>> START Entries provided
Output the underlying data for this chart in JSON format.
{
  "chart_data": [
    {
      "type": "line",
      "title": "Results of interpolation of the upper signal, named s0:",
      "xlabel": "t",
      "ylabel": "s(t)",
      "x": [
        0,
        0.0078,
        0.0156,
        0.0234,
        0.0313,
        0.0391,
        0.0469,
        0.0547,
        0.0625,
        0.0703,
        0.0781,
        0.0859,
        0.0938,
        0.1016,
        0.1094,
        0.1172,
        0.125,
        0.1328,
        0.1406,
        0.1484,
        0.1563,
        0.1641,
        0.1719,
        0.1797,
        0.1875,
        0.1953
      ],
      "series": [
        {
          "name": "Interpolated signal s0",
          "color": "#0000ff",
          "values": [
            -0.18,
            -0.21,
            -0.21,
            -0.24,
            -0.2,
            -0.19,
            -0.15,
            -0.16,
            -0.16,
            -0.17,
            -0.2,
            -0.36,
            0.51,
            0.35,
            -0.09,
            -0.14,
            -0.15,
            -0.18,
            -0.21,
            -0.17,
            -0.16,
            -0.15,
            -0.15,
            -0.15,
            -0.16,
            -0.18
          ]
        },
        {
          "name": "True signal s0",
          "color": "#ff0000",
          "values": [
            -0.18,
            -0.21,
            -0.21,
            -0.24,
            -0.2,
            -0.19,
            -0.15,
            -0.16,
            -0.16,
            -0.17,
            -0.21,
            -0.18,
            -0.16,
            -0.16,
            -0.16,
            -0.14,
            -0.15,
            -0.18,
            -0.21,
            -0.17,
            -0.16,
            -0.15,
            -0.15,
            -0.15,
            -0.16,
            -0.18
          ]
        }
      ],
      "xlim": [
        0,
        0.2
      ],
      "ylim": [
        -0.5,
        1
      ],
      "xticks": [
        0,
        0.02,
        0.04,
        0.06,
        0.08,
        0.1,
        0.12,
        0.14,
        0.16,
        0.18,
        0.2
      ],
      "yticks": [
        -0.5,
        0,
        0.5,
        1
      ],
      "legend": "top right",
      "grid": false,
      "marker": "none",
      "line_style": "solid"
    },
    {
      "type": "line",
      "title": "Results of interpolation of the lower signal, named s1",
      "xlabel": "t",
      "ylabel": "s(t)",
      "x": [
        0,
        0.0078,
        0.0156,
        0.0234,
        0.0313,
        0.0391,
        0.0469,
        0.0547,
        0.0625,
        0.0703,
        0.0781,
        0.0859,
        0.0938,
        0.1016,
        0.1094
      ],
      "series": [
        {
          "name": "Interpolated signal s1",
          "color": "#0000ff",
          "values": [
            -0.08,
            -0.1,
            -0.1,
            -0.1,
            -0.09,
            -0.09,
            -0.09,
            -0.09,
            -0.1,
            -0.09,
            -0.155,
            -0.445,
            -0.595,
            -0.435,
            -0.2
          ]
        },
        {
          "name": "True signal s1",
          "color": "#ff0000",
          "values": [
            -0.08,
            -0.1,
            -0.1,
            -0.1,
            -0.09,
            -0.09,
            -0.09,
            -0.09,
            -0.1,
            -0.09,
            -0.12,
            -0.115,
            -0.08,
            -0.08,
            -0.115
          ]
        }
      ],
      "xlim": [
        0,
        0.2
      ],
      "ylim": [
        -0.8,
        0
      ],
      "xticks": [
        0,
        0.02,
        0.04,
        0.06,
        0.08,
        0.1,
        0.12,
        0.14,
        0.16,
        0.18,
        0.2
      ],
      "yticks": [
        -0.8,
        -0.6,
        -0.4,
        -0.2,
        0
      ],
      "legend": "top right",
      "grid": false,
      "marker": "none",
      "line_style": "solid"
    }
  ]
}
>> END Entries provided
-- Instructions for the task --
Every entry in the listing must be retyped exactly.

-- Problem solution --
Output the underlying data for this chart in JSON format.
{
  "chart_data": [
    {
      "type": "line",
      "title": "Results of interpolation of the upper signal, named s0:",
      "xlabel": "t",
      "ylabel": "s(t)",
      "x": [
        0,
        0.0078,
        0.0156,
        0.0234,
        0.0313,
        0.0391,
        0.0469,
        0.0547,
        0.0625,
        0.0703,
        0.0781,
        0.0859,
        0.0938,
        0.1016,
        0.1094,
        0.1172,
        0.125,
        0.1328,
        0.1406,
        0.1484,
        0.1563,
        0.1641,
        0.1719,
        0.1797,
        0.1875,
        0.1953
      ],
      "series": [
        {
          "name": "Interpolated signal s0",
          "color": "#0000ff",
          "values": [
            -0.18,
            -0.21,
            -0.21,
            -0.24,
            -0.2,
            -0.19,
            -0.15,
            -0.16,
            -0.16,
            -0.17,
            -0.2,
            -0.36,
            0.51,
            0.35,
            -0.09,
            -0.14,
            -0.15,
            -0.18,
            -0.21,
            -0.17,
            -0.16,
            -0.15,
            -0.15,
            -0.15,
            -0.16,
            -0.18
          ]
        },
        {
          "name": "True signal s0",
          "color": "#ff0000",
          "values": [
            -0.18,
            -0.21,
            -0.21,
            -0.24,
            -0.2,
            -0.19,
            -0.15,
            -0.16,
            -0.16,
            -0.17,
            -0.21,
            -0.18,
            -0.16,
            -0.16,
            -0.16,
            -0.14,
            -0.15,
            -0.18,
            -0.21,
            -0.17,
            -0.16,
            -0.15,
            -0.15,
            -0.15,
            -0.16,
            -0.18
          ]
        }
      ],
      "xlim": [
        0,
        0.2
      ],
      "ylim": [
        -0.5,
        1
      ],
      "xticks": [
        0,
        0.02,
        0.04,
        0.06,
        0.08,
        0.1,
        0.12,
        0.14,
        0.16,
        0.18,
        0.2
      ],
      "yticks": [
        -0.5,
        0,
        0.5,
        1
      ],
      "legend": "top right",
      "grid": false,
      "marker": "none",
      "line_style": "solid"
    },
    {
      "type": "line",
      "title": "Results of interpolation of the lower signal, named s1",
      "xlabel": "t",
      "ylabel": "s(t)",
      "x": [
        0,
        0.0078,
        0.0156,
        0.0234,
        0.0313,
        0.0391,
        0.0469,
        0.0547,
        0.0625,
        0.0703,
        0.0781,
        0.0859,
        0.0938,
        0.1016,
        0.1094
      ],
      "series": [
        {
          "name": "Interpolated signal s1",
          "color": "#0000ff",
          "values": [
            -0.08,
            -0.1,
            -0.1,
            -0.1,
            -0.09,
            -0.09,
            -0.09,
            -0.09,
            -0.1,
            -0.09,
            -0.155,
            -0.445,
            -0.595,
            -0.435,
            -0.2
          ]
        },
        {
          "name": "True signal s1",
          "color": "#ff0000",
          "values": [
            -0.08,
            -0.1,
            -0.1,
            -0.1,
            -0.09,
            -0.09,
            -0.09,
            -0.09,
            -0.1,
            -0.09,
            -0.12,
            -0.115,
            -0.08,
            -0.08,
            -0.115
          ]
        }
      ],
      "xlim": [
        0,
        0.2
      ],
      "ylim": [
        -0.8,
        0
      ],
      "xticks": [
        0,
        0.02,
        0.04,
        0.06,
        0.08,
        0.1,
        0.12,
        0.14,
        0.16,
        0.18,
        0.2
      ],
      "yticks": [
        -0.8,
        -0.6,
        -0.4,
        -0.2,
        0
      ],
      "legend": "top right",
      "grid": false,
      "marker": "none",
      "line_style": "solid"
    }
  ]
}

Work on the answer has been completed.